- YOUR OBJECTIVE -
Print all entries word for word.

Records from a data source
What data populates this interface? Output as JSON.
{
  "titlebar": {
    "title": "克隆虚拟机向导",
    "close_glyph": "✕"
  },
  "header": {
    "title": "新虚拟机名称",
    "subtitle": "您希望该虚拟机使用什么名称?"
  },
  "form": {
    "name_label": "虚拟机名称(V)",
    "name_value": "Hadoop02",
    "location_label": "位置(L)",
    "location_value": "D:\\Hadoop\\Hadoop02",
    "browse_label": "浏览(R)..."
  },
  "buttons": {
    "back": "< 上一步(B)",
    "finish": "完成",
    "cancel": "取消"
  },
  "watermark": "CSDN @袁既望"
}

- EXERCISE RESULT -
What data populates this interface? Output as JSON.
{
  "titlebar": {
    "title": "克隆虚拟机向导",
    "close_glyph": "✕"
  },
  "header": {
    "title": "新虚拟机名称",
    "subtitle": "您希望该虚拟机使用什么名称?"
  },
  "form": {
    "name_label": "虚拟机名称(V)",
    "name_value": "Hadoop02",
    "location_label": "位置(L)",
    "location_value": "D:\\Hadoop\\Hadoop02",
    "browse_label": "浏览(R)..."
  },
  "buttons": {
    "back": "< 上一步(B)",
    "finish": "完成",
    "cancel": "取消"
  },
  "watermark": "CSDN @袁既望"
}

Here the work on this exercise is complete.